### [Objective]
Copy each line of the entries that contains the word "person".
-- BEGIN Materials provided --
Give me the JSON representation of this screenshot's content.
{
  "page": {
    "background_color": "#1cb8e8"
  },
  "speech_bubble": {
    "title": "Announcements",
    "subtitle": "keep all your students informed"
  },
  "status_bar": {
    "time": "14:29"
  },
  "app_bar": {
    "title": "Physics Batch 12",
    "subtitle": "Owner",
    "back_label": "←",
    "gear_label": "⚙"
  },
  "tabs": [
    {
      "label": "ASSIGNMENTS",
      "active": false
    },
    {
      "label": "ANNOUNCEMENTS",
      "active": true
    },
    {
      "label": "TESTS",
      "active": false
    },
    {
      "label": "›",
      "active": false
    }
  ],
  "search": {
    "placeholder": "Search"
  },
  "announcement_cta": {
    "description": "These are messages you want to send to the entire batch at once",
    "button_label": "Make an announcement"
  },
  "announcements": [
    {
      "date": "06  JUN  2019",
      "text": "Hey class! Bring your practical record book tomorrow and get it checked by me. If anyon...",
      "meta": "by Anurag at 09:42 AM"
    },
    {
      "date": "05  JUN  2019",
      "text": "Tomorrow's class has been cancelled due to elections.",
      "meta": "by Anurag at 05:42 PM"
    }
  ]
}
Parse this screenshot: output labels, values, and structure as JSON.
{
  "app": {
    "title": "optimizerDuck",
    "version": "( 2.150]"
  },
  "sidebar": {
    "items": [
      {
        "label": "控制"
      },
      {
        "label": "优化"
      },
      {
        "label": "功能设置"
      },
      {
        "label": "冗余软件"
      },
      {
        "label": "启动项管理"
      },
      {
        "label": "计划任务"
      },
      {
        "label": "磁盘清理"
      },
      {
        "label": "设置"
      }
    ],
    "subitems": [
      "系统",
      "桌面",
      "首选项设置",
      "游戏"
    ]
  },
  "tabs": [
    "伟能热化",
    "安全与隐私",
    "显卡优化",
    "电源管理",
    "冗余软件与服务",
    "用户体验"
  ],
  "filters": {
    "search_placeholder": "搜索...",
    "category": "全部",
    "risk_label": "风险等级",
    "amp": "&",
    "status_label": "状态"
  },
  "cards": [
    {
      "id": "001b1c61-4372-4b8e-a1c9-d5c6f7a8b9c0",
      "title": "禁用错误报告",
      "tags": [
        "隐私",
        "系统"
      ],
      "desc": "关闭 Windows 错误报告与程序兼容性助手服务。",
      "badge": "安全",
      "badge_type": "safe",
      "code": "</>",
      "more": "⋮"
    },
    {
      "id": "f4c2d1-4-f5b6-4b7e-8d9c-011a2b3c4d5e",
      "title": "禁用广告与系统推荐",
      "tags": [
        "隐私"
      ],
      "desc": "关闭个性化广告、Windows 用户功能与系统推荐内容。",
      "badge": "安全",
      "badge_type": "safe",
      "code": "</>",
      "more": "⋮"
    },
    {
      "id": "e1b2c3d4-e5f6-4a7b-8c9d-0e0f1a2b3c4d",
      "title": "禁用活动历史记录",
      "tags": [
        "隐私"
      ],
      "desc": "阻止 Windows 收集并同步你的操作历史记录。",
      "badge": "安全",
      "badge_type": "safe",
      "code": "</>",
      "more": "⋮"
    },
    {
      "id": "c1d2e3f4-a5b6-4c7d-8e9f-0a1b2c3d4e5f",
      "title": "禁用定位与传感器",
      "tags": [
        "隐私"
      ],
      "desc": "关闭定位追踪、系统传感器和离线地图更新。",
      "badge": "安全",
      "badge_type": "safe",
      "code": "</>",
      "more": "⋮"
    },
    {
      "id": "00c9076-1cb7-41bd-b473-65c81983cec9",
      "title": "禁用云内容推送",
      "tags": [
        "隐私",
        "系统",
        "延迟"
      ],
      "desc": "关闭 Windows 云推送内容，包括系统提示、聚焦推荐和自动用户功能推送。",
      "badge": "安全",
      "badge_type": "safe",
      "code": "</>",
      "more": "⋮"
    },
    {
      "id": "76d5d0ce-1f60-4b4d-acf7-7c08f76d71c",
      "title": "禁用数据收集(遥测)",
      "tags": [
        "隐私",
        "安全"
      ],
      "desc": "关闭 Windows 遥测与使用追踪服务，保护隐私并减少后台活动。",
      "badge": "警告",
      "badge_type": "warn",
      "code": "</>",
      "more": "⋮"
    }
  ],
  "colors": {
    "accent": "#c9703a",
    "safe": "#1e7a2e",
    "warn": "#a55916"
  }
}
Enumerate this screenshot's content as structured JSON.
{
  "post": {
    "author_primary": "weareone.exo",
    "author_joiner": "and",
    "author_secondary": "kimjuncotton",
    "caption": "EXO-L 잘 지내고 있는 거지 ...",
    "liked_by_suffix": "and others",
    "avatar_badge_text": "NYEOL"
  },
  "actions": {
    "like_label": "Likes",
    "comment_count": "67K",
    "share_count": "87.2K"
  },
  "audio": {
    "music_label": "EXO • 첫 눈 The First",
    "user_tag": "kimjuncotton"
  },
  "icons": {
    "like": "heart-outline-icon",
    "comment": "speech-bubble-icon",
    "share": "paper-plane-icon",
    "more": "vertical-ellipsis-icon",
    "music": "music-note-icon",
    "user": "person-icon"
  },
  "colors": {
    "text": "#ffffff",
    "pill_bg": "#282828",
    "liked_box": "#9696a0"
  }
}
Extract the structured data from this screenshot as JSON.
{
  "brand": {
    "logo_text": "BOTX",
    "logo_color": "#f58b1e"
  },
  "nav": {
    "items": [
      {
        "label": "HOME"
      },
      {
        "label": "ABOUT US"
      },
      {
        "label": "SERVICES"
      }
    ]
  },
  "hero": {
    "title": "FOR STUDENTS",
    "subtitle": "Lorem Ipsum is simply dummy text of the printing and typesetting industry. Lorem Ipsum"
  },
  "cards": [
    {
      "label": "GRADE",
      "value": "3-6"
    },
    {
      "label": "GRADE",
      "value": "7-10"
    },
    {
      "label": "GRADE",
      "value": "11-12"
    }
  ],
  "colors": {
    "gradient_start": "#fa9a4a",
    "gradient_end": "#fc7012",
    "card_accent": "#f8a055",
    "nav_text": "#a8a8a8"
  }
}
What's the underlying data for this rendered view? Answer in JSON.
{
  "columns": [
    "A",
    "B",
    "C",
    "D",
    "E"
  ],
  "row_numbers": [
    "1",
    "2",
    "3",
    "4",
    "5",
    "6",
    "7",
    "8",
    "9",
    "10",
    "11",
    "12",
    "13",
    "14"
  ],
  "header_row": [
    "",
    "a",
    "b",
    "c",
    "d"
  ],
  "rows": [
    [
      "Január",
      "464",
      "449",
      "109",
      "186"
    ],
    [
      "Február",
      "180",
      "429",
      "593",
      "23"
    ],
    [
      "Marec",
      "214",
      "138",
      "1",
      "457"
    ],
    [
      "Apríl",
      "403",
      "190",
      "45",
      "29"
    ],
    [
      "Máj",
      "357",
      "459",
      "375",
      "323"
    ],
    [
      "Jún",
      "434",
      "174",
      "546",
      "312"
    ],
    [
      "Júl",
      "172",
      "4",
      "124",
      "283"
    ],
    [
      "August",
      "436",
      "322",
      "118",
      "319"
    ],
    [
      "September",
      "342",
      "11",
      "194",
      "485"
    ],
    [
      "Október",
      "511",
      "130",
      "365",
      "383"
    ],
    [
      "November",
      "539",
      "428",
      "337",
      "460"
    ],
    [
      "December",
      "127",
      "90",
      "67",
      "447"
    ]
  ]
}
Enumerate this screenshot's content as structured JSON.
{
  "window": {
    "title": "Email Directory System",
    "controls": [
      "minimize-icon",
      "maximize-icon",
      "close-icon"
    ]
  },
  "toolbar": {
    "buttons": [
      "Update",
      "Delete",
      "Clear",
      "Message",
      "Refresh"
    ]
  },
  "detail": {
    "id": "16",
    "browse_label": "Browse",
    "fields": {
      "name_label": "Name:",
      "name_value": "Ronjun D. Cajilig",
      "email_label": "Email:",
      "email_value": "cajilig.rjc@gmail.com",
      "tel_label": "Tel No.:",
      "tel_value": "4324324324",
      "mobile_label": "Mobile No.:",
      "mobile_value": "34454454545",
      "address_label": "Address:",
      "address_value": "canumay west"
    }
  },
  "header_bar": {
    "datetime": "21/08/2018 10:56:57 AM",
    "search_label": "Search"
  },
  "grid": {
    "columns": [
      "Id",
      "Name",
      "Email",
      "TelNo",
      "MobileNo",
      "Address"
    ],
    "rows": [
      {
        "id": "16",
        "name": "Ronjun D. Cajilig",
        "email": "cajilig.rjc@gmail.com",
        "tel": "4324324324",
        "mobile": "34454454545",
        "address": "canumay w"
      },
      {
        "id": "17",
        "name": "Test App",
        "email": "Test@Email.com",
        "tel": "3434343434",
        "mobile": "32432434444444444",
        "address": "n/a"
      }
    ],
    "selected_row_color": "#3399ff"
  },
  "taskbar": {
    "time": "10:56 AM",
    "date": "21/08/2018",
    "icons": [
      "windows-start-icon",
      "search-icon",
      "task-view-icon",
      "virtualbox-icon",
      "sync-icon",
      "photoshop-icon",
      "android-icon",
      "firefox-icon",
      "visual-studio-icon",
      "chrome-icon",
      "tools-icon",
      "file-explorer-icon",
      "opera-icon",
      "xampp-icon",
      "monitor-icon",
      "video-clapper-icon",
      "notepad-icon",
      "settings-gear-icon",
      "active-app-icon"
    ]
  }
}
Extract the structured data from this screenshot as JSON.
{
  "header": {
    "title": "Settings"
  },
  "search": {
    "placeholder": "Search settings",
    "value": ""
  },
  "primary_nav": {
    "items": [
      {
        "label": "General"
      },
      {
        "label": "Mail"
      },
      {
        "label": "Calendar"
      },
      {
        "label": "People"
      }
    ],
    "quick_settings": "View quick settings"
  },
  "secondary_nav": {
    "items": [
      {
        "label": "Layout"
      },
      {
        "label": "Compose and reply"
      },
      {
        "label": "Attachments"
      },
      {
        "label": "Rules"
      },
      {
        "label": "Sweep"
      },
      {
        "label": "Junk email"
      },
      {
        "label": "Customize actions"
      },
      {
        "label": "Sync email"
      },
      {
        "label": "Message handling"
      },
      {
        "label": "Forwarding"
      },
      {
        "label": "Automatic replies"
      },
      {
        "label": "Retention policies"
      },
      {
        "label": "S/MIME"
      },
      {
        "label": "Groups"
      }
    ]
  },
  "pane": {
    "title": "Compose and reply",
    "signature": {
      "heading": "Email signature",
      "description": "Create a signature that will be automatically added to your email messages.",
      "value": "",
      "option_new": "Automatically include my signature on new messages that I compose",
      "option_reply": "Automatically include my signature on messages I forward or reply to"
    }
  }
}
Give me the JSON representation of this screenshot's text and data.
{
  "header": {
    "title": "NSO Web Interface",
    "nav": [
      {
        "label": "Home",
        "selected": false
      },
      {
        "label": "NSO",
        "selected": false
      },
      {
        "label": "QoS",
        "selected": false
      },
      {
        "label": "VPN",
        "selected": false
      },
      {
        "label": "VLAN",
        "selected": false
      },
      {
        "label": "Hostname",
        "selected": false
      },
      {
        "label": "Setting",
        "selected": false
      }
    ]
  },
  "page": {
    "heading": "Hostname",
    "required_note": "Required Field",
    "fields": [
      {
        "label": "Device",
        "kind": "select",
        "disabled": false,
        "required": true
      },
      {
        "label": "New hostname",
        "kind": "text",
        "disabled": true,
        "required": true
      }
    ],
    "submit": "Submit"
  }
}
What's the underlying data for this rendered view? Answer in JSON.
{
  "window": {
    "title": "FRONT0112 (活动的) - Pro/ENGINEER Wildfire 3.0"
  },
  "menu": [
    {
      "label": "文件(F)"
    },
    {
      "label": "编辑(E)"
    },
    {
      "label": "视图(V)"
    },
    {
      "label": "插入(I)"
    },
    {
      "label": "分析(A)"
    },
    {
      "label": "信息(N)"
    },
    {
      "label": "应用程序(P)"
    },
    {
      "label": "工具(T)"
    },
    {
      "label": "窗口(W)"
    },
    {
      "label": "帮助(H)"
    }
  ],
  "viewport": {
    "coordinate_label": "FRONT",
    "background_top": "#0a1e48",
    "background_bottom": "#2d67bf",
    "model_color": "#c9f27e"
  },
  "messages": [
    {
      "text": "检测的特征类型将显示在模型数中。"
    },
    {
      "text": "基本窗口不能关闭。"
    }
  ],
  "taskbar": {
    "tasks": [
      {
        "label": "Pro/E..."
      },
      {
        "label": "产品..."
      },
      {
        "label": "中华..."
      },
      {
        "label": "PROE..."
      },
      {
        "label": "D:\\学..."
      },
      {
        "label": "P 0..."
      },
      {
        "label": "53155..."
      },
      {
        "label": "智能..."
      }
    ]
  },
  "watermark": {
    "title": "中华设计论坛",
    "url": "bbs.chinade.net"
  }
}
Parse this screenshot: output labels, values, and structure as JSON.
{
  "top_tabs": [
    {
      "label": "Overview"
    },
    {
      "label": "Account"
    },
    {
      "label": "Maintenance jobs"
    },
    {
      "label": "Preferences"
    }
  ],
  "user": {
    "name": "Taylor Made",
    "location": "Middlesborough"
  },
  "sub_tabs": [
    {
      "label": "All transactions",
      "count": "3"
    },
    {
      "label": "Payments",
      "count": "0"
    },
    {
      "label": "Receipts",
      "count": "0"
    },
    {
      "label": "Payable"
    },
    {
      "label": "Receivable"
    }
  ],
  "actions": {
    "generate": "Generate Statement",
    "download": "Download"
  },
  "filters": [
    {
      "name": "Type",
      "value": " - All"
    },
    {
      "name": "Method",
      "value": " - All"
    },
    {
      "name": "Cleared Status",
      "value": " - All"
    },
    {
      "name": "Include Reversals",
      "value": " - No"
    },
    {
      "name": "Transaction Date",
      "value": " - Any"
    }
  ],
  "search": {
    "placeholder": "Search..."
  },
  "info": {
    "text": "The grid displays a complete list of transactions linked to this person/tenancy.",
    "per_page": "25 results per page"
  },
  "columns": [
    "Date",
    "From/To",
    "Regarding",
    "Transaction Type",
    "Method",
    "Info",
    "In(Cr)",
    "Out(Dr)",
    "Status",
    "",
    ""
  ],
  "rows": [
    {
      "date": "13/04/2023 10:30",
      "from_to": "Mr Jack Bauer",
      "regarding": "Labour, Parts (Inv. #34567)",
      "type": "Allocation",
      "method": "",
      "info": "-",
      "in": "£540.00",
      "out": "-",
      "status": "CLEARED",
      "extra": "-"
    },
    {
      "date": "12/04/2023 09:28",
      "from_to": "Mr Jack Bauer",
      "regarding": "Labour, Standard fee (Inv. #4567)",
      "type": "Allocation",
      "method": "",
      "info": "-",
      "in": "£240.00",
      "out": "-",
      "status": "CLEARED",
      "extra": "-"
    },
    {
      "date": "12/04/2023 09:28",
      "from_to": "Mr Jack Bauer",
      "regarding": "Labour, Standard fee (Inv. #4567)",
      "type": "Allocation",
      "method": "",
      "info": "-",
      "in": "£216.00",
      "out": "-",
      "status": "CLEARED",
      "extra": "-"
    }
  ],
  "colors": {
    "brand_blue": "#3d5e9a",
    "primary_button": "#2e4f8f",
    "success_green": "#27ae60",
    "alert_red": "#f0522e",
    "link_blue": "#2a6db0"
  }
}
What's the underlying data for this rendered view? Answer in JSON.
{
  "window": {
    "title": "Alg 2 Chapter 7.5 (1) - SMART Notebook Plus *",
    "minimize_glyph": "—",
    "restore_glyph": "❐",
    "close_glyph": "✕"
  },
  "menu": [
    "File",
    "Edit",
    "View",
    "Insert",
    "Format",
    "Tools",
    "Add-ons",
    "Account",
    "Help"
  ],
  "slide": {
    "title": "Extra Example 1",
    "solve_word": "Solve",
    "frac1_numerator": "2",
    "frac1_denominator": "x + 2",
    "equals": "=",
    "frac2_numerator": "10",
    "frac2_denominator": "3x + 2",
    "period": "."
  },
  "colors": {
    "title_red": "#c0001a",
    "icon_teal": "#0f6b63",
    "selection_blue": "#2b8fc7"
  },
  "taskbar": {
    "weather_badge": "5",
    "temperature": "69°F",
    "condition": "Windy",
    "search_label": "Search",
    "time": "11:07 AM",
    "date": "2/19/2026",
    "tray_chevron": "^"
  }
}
-- END Materials provided --
### [Solved exercise]
    "user": "person-icon"
    "text": "The grid displays a complete list of transactions linked to this person/tenancy.",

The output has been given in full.